_WHAT THE TASK REQUIRES_.
Reproduce the records that follow in full, excluding any picture they contain.

### SUPPLIED RECORDS

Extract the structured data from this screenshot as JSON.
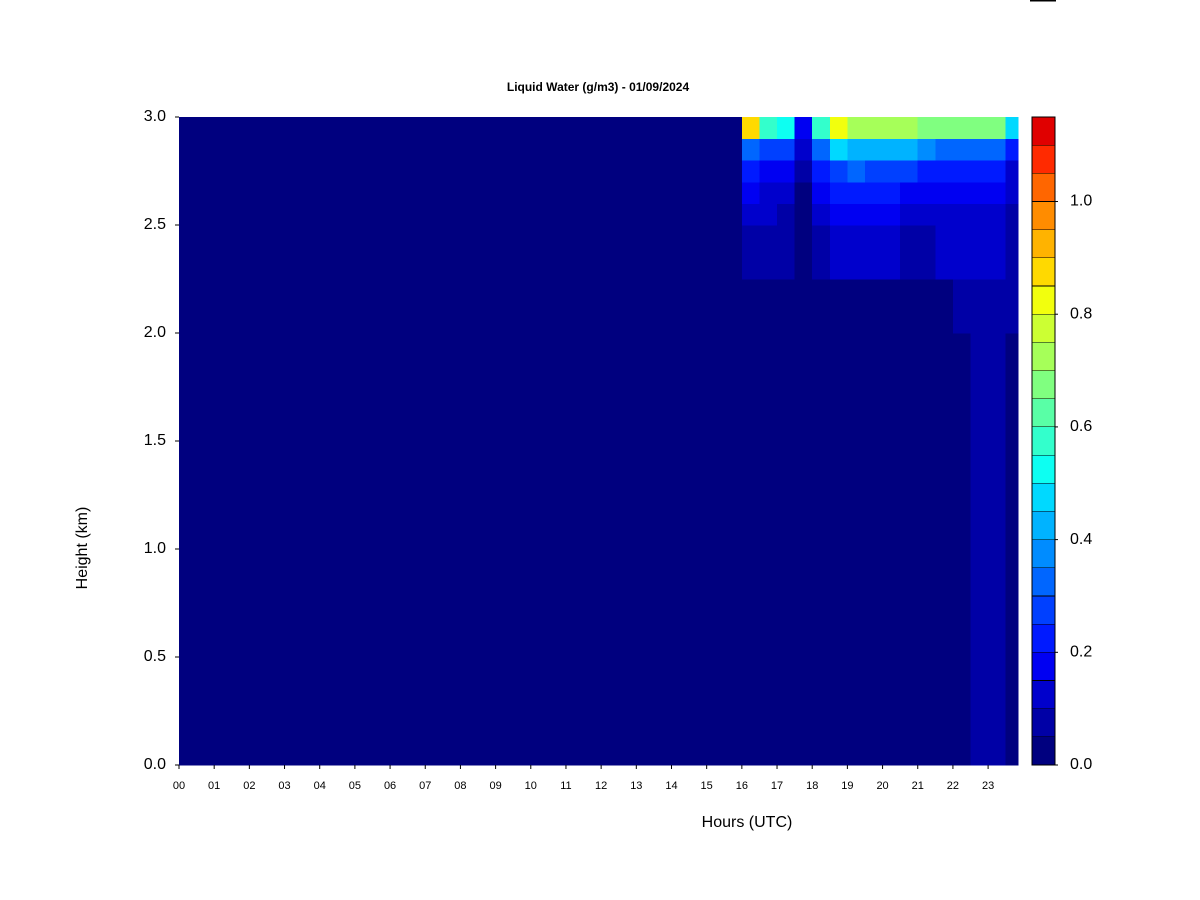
{
  "chart_data": {
    "type": "heatmap",
    "title": "Liquid Water (g/m3) - 01/09/2024",
    "xlabel": "Hours (UTC)",
    "ylabel": "Height (km)",
    "x": [
      0,
      16,
      16.5,
      17,
      17.5,
      18,
      18.5,
      19,
      19.5,
      20,
      20.5,
      21,
      21.5,
      22,
      22.5,
      23,
      23.5,
      23.85
    ],
    "y": [
      0,
      0.5,
      1.0,
      1.5,
      2.0,
      2.25,
      2.5,
      2.6,
      2.7,
      2.8,
      2.9,
      3.0
    ],
    "z": [
      [
        0,
        0,
        0,
        0,
        0,
        0,
        0,
        0,
        0,
        0,
        0,
        0,
        0,
        0,
        0.06,
        0.05,
        0.04
      ],
      [
        0,
        0,
        0,
        0,
        0,
        0,
        0,
        0,
        0,
        0,
        0,
        0,
        0,
        0,
        0.05,
        0.06,
        0.03
      ],
      [
        0,
        0,
        0,
        0,
        0,
        0,
        0,
        0,
        0,
        0,
        0,
        0,
        0,
        0,
        0.05,
        0.06,
        0.03
      ],
      [
        0,
        0,
        0,
        0,
        0,
        0,
        0,
        0,
        0,
        0,
        0,
        0,
        0,
        0.04,
        0.06,
        0.06,
        0.04
      ],
      [
        0,
        0.03,
        0,
        0,
        0,
        0,
        0,
        0.04,
        0.04,
        0.04,
        0.04,
        0.04,
        0.04,
        0.06,
        0.07,
        0.07,
        0.05
      ],
      [
        0,
        0.08,
        0.07,
        0.06,
        0,
        0.06,
        0.1,
        0.11,
        0.1,
        0.1,
        0.09,
        0.09,
        0.1,
        0.1,
        0.11,
        0.1,
        0.07
      ],
      [
        0,
        0.12,
        0.1,
        0.08,
        0.02,
        0.12,
        0.16,
        0.17,
        0.16,
        0.15,
        0.14,
        0.13,
        0.13,
        0.13,
        0.14,
        0.13,
        0.09
      ],
      [
        0,
        0.16,
        0.13,
        0.12,
        0.04,
        0.16,
        0.21,
        0.22,
        0.21,
        0.2,
        0.19,
        0.17,
        0.16,
        0.16,
        0.17,
        0.16,
        0.11
      ],
      [
        0,
        0.22,
        0.18,
        0.16,
        0.06,
        0.22,
        0.29,
        0.3,
        0.29,
        0.27,
        0.26,
        0.23,
        0.22,
        0.22,
        0.23,
        0.22,
        0.14
      ],
      [
        0,
        0.32,
        0.27,
        0.25,
        0.1,
        0.33,
        0.45,
        0.44,
        0.42,
        0.41,
        0.4,
        0.36,
        0.33,
        0.32,
        0.34,
        0.32,
        0.2
      ],
      [
        0,
        0.85,
        0.55,
        0.5,
        0.15,
        0.55,
        0.8,
        0.72,
        0.72,
        0.72,
        0.72,
        0.68,
        0.68,
        0.66,
        0.68,
        0.66,
        0.45
      ]
    ],
    "xlim": [
      0,
      23.85
    ],
    "ylim": [
      0,
      3.0
    ],
    "xticks": [
      {
        "value": 0,
        "label": "00"
      },
      {
        "value": 1,
        "label": "01"
      },
      {
        "value": 2,
        "label": "02"
      },
      {
        "value": 3,
        "label": "03"
      },
      {
        "value": 4,
        "label": "04"
      },
      {
        "value": 5,
        "label": "05"
      },
      {
        "value": 6,
        "label": "06"
      },
      {
        "value": 7,
        "label": "07"
      },
      {
        "value": 8,
        "label": "08"
      },
      {
        "value": 9,
        "label": "09"
      },
      10,
      11,
      12,
      13,
      14,
      15,
      16,
      17,
      18,
      19,
      20,
      21,
      22,
      23
    ],
    "yticks": [
      {
        "value": 0,
        "label": "0.0"
      },
      0.5,
      {
        "value": 1,
        "label": "1.0"
      },
      1.5,
      {
        "value": 2,
        "label": "2.0"
      },
      2.5,
      {
        "value": 3,
        "label": "3.0"
      }
    ],
    "colorbar": {
      "levels": [
        0,
        0.05,
        0.1,
        0.15,
        0.2,
        0.25,
        0.3,
        0.35,
        0.4,
        0.45,
        0.5,
        0.55,
        0.6,
        0.65,
        0.7,
        0.75,
        0.8,
        0.85,
        0.9,
        0.95,
        1.0,
        1.05,
        1.1,
        1.15
      ],
      "colors": [
        "#00007f",
        "#0000a6",
        "#0000cc",
        "#0000f2",
        "#001aff",
        "#0040ff",
        "#0066ff",
        "#008cff",
        "#00b3ff",
        "#00d9ff",
        "#0dfff2",
        "#33ffcc",
        "#59ffa6",
        "#80ff80",
        "#a6ff59",
        "#ccff33",
        "#f2ff0d",
        "#ffd900",
        "#ffb300",
        "#ff8c00",
        "#ff6600",
        "#ff2a00",
        "#e00000"
      ],
      "ticks": [
        {
          "value": 0,
          "label": "0.0"
        },
        0.2,
        0.4,
        0.6,
        0.8,
        {
          "value": 1,
          "label": "1.0"
        }
      ]
    }
  }
}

######

_RESPONSE TO THE TASK_.
Extract the structured data from this screenshot as JSON.
{
  "chart_data": {
    "type": "heatmap",
    "title": "Liquid Water (g/m3) - 01/09/2024",
    "xlabel": "Hours (UTC)",
    "ylabel": "Height (km)",
    "x": [
      0,
      16,
      16.5,
      17,
      17.5,
      18,
      18.5,
      19,
      19.5,
      20,
      20.5,
      21,
      21.5,
      22,
      22.5,
      23,
      23.5,
      23.85
    ],
    "y": [
      0,
      0.5,
      1.0,
      1.5,
      2.0,
      2.25,
      2.5,
      2.6,
      2.7,
      2.8,
      2.9,
      3.0
    ],
    "z": [
      [
        0,
        0,
        0,
        0,
        0,
        0,
        0,
        0,
        0,
        0,
        0,
        0,
        0,
        0,
        0.06,
        0.05,
        0.04
      ],
      [
        0,
        0,
        0,
        0,
        0,
        0,
        0,
        0,
        0,
        0,
        0,
        0,
        0,
        0,
        0.05,
        0.06,
        0.03
      ],
      [
        0,
        0,
        0,
        0,
        0,
        0,
        0,
        0,
        0,
        0,
        0,
        0,
        0,
        0,
        0.05,
        0.06,
        0.03
      ],
      [
        0,
        0,
        0,
        0,
        0,
        0,
        0,
        0,
        0,
        0,
        0,
        0,
        0,
        0.04,
        0.06,
        0.06,
        0.04
      ],
      [
        0,
        0.03,
        0,
        0,
        0,
        0,
        0,
        0.04,
        0.04,
        0.04,
        0.04,
        0.04,
        0.04,
        0.06,
        0.07,
        0.07,
        0.05
      ],
      [
        0,
        0.08,
        0.07,
        0.06,
        0,
        0.06,
        0.1,
        0.11,
        0.1,
        0.1,
        0.09,
        0.09,
        0.1,
        0.1,
        0.11,
        0.1,
        0.07
      ],
      [
        0,
        0.12,
        0.1,
        0.08,
        0.02,
        0.12,
        0.16,
        0.17,
        0.16,
        0.15,
        0.14,
        0.13,
        0.13,
        0.13,
        0.14,
        0.13,
        0.09
      ],
      [
        0,
        0.16,
        0.13,
        0.12,
        0.04,
        0.16,
        0.21,
        0.22,
        0.21,
        0.2,
        0.19,
        0.17,
        0.16,
        0.16,
        0.17,
        0.16,
        0.11
      ],
      [
        0,
        0.22,
        0.18,
        0.16,
        0.06,
        0.22,
        0.29,
        0.3,
        0.29,
        0.27,
        0.26,
        0.23,
        0.22,
        0.22,
        0.23,
        0.22,
        0.14
      ],
      [
        0,
        0.32,
        0.27,
        0.25,
        0.1,
        0.33,
        0.45,
        0.44,
        0.42,
        0.41,
        0.4,
        0.36,
        0.33,
        0.32,
        0.34,
        0.32,
        0.2
      ],
      [
        0,
        0.85,
        0.55,
        0.5,
        0.15,
        0.55,
        0.8,
        0.72,
        0.72,
        0.72,
        0.72,
        0.68,
        0.68,
        0.66,
        0.68,
        0.66,
        0.45
      ]
    ],
    "xlim": [
      0,
      23.85
    ],
    "ylim": [
      0,
      3.0
    ],
    "xticks": [
      {
        "value": 0,
        "label": "00"
      },
      {
        "value": 1,
        "label": "01"
      },
      {
        "value": 2,
        "label": "02"
      },
      {
        "value": 3,
        "label": "03"
      },
      {
        "value": 4,
        "label": "04"
      },
      {
        "value": 5,
        "label": "05"
      },
      {
        "value": 6,
        "label": "06"
      },
      {
        "value": 7,
        "label": "07"
      },
      {
        "value": 8,
        "label": "08"
      },
      {
        "value": 9,
        "label": "09"
      },
      10,
      11,
      12,
      13,
      14,
      15,
      16,
      17,
      18,
      19,
      20,
      21,
      22,
      23
    ],
    "yticks": [
      {
        "value": 0,
        "label": "0.0"
      },
      0.5,
      {
        "value": 1,
        "label": "1.0"
      },
      1.5,
      {
        "value": 2,
        "label": "2.0"
      },
      2.5,
      {
        "value": 3,
        "label": "3.0"
      }
    ],
    "colorbar": {
      "levels": [
        0,
        0.05,
        0.1,
        0.15,
        0.2,
        0.25,
        0.3,
        0.35,
        0.4,
        0.45,
        0.5,
        0.55,
        0.6,
        0.65,
        0.7,
        0.75,
        0.8,
        0.85,
        0.9,
        0.95,
        1.0,
        1.05,
        1.1,
        1.15
      ],
      "colors": [
        "#00007f",
        "#0000a6",
        "#0000cc",
        "#0000f2",
        "#001aff",
        "#0040ff",
        "#0066ff",
        "#008cff",
        "#00b3ff",
        "#00d9ff",
        "#0dfff2",
        "#33ffcc",
        "#59ffa6",
        "#80ff80",
        "#a6ff59",
        "#ccff33",
        "#f2ff0d",
        "#ffd900",
        "#ffb300",
        "#ff8c00",
        "#ff6600",
        "#ff2a00",
        "#e00000"
      ],
      "ticks": [
        {
          "value": 0,
          "label": "0.0"
        },
        0.2,
        0.4,
        0.6,
        0.8,
        {
          "value": 1,
          "label": "1.0"
        }
      ]
    }
  }
}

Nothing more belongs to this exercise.